What to produce
Return all lines where the word "Історико" can be found.

Records supplied
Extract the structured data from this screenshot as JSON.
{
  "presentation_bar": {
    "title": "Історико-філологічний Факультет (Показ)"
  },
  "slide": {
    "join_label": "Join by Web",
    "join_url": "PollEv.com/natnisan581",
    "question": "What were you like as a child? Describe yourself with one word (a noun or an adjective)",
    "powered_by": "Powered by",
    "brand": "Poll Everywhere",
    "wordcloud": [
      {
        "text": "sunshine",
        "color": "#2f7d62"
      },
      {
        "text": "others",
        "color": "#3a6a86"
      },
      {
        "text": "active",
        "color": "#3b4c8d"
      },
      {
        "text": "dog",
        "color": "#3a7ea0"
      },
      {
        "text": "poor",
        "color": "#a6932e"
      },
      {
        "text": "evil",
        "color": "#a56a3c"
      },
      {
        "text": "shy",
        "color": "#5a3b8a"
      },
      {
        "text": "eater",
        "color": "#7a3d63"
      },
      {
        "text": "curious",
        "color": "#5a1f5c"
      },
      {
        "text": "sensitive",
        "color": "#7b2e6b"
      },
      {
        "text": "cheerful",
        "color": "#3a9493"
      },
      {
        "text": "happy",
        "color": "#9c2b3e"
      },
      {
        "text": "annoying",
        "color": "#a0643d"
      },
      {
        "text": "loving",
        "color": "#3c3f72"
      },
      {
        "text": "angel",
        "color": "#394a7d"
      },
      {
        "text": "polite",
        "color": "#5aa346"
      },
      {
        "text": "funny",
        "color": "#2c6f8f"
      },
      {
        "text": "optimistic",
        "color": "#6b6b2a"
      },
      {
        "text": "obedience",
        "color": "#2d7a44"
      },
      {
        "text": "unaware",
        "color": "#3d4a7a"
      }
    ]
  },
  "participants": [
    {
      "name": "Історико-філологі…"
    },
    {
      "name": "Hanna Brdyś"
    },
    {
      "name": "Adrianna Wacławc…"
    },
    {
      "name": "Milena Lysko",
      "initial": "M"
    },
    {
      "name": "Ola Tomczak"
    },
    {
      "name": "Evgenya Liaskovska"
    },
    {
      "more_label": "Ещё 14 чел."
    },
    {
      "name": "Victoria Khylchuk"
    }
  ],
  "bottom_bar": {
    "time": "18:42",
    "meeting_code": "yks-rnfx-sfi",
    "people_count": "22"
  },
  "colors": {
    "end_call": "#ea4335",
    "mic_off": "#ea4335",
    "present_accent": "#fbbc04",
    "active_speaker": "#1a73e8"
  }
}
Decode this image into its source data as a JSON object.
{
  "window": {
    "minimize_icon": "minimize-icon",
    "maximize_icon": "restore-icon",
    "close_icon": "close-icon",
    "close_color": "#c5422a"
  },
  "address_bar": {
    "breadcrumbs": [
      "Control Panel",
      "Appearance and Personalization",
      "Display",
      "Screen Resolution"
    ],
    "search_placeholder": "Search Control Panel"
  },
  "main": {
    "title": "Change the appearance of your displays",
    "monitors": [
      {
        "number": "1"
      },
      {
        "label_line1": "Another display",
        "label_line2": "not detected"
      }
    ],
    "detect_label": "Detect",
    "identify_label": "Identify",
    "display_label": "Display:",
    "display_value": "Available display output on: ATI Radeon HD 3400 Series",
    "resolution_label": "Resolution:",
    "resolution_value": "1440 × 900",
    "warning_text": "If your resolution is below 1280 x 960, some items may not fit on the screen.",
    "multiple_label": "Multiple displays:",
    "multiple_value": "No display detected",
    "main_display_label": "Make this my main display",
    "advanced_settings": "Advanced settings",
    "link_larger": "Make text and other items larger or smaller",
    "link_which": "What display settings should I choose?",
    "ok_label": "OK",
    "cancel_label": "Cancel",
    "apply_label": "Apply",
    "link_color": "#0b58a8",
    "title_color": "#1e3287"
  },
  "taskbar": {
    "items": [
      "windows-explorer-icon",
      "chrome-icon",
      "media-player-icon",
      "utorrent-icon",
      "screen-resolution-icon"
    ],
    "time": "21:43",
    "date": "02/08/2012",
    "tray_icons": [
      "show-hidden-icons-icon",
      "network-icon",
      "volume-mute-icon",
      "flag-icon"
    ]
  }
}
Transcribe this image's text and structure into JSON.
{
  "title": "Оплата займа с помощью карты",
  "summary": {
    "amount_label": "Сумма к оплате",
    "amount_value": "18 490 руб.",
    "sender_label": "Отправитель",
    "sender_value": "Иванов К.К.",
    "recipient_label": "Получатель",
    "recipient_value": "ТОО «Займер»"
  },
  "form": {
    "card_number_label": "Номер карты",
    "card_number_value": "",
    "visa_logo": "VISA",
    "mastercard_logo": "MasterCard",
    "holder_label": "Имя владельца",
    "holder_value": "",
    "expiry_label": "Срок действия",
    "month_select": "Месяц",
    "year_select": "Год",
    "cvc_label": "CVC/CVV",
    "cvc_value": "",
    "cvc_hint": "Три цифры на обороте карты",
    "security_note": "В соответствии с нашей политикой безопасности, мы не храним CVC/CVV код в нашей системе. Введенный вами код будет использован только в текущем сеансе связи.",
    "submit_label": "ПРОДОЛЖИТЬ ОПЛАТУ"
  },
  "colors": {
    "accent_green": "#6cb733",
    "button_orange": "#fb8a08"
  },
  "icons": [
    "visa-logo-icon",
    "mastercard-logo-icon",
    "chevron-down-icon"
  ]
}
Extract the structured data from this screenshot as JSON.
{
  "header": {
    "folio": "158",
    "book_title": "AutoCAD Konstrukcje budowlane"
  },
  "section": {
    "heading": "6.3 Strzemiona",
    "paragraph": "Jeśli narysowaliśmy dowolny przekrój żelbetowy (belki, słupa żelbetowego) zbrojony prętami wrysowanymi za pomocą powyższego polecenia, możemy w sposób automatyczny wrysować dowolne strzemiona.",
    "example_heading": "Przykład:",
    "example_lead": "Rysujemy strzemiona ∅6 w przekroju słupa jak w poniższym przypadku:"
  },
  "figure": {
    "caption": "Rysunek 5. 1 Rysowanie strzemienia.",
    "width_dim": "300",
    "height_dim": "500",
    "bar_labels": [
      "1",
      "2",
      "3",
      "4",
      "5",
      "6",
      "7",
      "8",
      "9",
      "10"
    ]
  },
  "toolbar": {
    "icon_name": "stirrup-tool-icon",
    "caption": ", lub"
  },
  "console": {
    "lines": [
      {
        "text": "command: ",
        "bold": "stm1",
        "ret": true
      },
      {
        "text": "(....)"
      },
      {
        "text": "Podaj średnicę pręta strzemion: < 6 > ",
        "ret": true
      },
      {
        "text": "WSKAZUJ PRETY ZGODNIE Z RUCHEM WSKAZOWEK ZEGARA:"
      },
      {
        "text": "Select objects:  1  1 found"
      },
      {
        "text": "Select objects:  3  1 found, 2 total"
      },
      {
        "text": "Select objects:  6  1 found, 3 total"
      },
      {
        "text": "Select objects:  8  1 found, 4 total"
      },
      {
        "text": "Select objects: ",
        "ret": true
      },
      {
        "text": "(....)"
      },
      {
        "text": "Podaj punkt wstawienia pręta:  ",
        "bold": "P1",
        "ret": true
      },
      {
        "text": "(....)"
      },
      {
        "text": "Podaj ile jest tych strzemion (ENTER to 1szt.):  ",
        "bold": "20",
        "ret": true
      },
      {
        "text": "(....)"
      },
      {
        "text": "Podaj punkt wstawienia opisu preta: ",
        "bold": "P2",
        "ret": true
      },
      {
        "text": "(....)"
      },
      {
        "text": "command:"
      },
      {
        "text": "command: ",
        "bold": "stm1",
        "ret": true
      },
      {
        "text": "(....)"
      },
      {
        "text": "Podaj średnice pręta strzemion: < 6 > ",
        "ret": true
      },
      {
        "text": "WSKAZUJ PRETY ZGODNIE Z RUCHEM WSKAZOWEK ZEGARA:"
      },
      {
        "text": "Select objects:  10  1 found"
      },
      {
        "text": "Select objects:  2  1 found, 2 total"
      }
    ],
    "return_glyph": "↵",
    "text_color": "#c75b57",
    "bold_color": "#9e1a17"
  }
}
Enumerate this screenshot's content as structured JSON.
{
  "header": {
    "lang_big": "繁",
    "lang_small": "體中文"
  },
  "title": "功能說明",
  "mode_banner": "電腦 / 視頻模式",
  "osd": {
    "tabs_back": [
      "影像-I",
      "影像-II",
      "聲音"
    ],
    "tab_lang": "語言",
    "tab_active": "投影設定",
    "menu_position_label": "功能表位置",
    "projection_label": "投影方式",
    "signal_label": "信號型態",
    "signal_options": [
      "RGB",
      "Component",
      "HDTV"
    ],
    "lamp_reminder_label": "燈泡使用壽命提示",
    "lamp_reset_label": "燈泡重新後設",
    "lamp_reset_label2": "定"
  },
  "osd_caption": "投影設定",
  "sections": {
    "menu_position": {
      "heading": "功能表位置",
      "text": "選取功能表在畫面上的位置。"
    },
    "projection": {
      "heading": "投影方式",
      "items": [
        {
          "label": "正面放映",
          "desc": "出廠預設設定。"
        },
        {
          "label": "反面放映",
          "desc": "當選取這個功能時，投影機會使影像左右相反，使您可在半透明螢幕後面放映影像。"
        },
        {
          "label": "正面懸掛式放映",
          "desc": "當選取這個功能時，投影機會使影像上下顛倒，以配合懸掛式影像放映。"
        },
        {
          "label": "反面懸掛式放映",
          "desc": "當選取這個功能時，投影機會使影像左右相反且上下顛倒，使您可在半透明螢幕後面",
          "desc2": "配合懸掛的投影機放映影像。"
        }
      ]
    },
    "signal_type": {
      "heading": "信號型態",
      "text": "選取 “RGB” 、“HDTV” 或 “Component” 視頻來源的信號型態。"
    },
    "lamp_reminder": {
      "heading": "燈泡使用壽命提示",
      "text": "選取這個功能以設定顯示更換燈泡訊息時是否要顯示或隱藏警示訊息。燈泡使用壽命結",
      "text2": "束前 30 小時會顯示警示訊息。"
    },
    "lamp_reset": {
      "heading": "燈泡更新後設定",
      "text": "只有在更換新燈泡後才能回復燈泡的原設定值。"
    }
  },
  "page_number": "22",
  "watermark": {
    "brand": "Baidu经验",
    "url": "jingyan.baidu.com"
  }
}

Correct result
    "title": "Історико-філологічний Факультет (Показ)"
      "name": "Історико-філологі…"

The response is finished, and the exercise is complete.